■ Supplied material
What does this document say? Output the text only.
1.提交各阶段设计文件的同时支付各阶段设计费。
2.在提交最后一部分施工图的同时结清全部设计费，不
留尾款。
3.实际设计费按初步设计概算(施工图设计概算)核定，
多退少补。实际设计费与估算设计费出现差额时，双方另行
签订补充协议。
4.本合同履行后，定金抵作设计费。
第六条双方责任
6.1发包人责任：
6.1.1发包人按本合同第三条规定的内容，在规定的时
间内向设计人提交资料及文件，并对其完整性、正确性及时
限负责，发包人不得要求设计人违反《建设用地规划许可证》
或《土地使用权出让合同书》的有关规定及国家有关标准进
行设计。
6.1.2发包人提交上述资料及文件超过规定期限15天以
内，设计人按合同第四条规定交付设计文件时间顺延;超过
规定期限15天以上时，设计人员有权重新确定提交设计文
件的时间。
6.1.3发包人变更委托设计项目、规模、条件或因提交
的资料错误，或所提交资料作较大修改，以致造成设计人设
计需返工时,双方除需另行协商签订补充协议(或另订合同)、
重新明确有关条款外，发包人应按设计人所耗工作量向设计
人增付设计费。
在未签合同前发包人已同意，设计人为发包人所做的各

■ What the task asks
Write out every entry above, word for word.

■ Task result
What does this document say? Output the text only.
1.提交各阶段设计文件的同时支付各阶段设计费。
2.在提交最后一部分施工图的同时结清全部设计费，不
留尾款。
3.实际设计费按初步设计概算(施工图设计概算)核定，
多退少补。实际设计费与估算设计费出现差额时，双方另行
签订补充协议。
4.本合同履行后，定金抵作设计费。
第六条双方责任
6.1发包人责任：
6.1.1发包人按本合同第三条规定的内容，在规定的时
间内向设计人提交资料及文件，并对其完整性、正确性及时
限负责，发包人不得要求设计人违反《建设用地规划许可证》
或《土地使用权出让合同书》的有关规定及国家有关标准进
行设计。
6.1.2发包人提交上述资料及文件超过规定期限15天以
内，设计人按合同第四条规定交付设计文件时间顺延;超过
规定期限15天以上时，设计人员有权重新确定提交设计文
件的时间。
6.1.3发包人变更委托设计项目、规模、条件或因提交
的资料错误，或所提交资料作较大修改，以致造成设计人设
计需返工时,双方除需另行协商签订补充协议(或另订合同)、
重新明确有关条款外，发包人应按设计人所耗工作量向设计
人增付设计费。
在未签合同前发包人已同意，设计人为发包人所做的各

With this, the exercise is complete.